• [SHORT PROBLEM]
Isolate every line in the records below with "this" in it.

(A block of data)
--------

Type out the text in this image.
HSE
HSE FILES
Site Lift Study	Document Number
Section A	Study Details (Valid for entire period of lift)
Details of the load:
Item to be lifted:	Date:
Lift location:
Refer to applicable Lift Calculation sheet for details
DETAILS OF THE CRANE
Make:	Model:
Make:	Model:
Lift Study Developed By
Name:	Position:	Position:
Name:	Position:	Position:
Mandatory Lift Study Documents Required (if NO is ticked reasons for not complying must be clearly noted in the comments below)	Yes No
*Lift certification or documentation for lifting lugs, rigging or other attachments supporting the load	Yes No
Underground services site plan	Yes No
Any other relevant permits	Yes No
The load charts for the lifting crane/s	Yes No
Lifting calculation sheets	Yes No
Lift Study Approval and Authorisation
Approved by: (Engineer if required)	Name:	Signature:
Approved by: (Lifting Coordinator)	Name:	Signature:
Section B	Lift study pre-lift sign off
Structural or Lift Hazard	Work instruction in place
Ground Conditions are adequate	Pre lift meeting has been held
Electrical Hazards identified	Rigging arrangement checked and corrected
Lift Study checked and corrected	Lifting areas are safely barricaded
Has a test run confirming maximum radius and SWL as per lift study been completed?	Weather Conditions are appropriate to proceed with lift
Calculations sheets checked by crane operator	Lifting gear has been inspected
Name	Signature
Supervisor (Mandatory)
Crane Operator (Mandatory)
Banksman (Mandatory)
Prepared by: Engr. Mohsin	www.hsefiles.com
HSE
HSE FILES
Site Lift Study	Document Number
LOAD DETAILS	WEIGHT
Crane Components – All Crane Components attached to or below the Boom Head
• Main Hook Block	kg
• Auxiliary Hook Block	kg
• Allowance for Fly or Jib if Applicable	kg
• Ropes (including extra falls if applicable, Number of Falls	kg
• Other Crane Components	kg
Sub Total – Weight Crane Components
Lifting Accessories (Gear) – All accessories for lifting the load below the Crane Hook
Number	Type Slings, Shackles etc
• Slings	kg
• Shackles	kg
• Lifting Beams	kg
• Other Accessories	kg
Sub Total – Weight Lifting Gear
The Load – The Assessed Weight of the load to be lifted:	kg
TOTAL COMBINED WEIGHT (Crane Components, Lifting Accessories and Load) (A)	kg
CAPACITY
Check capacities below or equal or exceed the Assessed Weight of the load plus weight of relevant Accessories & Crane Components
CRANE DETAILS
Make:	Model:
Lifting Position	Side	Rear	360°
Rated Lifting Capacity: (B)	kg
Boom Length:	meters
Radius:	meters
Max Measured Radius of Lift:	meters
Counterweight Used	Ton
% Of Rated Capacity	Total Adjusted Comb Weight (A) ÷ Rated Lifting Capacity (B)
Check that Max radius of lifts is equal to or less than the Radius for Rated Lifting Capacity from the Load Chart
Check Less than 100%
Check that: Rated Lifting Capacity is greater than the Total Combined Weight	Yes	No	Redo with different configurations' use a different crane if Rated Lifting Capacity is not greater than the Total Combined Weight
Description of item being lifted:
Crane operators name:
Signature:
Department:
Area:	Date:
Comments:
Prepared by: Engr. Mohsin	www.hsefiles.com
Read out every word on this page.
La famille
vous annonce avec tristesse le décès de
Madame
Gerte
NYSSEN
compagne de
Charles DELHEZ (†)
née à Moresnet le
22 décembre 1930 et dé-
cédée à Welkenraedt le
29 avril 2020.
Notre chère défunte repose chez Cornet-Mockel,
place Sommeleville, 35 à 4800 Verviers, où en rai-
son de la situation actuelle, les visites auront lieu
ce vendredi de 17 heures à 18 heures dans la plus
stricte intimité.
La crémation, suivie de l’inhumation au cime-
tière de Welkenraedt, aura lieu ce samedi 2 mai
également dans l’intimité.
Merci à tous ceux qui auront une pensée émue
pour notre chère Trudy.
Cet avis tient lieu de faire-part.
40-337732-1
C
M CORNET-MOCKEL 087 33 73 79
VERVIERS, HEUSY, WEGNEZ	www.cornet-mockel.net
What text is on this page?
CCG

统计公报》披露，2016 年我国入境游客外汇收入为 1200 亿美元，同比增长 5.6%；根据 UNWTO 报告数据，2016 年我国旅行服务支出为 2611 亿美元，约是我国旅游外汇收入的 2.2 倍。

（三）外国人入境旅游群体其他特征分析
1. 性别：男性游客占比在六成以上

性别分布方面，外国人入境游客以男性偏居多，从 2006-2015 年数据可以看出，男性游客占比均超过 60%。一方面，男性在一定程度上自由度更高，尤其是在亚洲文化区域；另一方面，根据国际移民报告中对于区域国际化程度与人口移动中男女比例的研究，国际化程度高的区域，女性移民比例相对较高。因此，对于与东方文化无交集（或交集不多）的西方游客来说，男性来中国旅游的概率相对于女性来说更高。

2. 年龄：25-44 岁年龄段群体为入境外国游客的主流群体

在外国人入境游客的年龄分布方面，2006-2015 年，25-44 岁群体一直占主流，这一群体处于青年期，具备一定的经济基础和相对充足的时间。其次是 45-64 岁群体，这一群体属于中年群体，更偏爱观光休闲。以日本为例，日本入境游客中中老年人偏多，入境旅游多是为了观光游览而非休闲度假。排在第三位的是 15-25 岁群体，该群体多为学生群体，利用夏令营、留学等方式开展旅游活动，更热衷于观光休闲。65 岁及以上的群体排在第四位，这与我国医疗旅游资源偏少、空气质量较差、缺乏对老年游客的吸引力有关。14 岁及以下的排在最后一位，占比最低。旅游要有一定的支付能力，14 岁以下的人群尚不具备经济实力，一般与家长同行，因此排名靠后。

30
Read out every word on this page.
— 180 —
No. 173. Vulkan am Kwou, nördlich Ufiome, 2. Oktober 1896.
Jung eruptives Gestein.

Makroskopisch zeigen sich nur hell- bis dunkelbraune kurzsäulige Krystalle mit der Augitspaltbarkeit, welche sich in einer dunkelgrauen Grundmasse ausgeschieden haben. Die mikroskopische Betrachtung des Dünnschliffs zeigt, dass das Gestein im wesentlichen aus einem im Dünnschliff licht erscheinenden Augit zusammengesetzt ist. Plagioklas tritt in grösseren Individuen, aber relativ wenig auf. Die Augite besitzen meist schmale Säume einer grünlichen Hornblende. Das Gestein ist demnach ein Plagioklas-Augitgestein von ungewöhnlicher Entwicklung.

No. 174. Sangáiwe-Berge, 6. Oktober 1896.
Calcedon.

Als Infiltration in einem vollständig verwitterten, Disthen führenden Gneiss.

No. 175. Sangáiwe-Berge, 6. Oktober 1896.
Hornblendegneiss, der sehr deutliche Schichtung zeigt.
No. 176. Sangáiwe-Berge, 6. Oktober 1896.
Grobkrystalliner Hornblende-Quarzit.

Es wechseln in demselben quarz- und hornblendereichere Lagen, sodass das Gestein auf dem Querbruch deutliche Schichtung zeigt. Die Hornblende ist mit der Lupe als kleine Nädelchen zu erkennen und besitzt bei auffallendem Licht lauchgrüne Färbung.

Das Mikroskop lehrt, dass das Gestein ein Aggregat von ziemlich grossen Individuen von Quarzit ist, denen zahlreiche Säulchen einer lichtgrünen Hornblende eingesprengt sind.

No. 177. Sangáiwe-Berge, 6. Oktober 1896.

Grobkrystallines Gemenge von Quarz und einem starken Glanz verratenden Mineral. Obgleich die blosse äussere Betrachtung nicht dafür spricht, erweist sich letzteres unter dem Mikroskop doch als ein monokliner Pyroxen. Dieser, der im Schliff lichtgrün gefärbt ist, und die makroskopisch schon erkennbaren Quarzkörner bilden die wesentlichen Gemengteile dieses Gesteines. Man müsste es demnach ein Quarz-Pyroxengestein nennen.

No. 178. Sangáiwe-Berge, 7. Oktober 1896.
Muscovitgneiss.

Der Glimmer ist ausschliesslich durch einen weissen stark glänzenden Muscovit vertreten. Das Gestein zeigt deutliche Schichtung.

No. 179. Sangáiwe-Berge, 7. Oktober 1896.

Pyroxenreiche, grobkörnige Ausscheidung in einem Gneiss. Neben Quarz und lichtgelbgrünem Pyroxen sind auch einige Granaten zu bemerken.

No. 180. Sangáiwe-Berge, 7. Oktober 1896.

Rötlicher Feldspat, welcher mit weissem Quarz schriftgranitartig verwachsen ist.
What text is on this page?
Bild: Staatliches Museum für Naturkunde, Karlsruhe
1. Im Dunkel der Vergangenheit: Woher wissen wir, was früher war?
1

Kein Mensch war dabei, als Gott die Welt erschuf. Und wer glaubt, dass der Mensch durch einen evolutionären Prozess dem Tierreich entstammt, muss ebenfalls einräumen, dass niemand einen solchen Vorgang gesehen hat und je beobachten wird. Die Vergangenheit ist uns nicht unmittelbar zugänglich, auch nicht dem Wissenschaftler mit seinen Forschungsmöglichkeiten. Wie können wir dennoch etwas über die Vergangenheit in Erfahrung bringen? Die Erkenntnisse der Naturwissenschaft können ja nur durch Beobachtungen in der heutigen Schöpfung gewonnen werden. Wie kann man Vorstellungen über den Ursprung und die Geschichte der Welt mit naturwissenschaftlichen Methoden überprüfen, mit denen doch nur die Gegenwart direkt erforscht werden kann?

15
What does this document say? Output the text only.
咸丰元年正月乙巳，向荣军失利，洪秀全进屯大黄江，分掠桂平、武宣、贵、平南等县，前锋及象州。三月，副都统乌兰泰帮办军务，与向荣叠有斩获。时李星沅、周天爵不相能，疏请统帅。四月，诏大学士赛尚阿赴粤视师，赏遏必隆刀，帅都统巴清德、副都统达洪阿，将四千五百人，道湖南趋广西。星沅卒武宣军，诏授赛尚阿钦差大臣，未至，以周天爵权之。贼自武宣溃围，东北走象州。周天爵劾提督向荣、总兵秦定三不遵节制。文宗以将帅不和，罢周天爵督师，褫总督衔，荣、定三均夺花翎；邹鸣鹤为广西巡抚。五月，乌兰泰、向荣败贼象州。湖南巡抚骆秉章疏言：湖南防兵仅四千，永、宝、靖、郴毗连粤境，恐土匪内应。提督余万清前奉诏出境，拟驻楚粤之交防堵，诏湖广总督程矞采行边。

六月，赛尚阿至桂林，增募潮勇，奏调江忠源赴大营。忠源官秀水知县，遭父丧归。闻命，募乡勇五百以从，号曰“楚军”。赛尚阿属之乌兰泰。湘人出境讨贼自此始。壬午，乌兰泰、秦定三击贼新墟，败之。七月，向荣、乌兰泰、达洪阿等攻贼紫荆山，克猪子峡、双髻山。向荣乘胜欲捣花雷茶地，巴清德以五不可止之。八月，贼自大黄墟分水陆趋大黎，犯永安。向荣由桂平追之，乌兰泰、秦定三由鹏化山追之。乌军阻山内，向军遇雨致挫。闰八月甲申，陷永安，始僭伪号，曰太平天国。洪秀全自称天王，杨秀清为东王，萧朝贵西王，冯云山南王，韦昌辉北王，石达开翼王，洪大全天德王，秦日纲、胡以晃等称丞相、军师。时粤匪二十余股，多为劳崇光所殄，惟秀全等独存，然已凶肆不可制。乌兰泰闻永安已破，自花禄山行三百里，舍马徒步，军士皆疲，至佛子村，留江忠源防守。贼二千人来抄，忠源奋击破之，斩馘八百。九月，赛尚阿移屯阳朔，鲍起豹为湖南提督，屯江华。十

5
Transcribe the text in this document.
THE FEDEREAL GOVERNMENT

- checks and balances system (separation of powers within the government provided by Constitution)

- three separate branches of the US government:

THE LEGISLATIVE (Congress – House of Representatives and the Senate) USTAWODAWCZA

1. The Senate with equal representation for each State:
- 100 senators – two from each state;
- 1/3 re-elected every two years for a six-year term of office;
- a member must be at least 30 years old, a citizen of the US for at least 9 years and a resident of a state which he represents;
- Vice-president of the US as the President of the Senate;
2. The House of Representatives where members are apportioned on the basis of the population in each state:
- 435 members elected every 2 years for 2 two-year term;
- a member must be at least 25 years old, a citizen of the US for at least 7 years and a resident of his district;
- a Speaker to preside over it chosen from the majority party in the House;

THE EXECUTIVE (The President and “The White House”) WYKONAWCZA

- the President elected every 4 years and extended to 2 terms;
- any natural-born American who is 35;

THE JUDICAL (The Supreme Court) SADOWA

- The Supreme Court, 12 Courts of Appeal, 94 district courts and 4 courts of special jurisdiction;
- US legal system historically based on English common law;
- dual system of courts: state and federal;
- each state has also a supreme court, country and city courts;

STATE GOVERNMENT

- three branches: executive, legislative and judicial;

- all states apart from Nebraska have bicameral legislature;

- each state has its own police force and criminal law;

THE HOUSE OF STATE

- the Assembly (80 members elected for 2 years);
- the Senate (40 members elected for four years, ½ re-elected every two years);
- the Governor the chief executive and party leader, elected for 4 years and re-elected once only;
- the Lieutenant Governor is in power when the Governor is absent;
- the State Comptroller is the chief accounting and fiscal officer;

--------

• [COMPLETE RESPONSE]
Type out the text in this image.
Read out every word on this page.
What text is on this page?
Read out every word on this page.
What text is on this page?
What does this document say? Output the text only.
Transcribe the text in this document.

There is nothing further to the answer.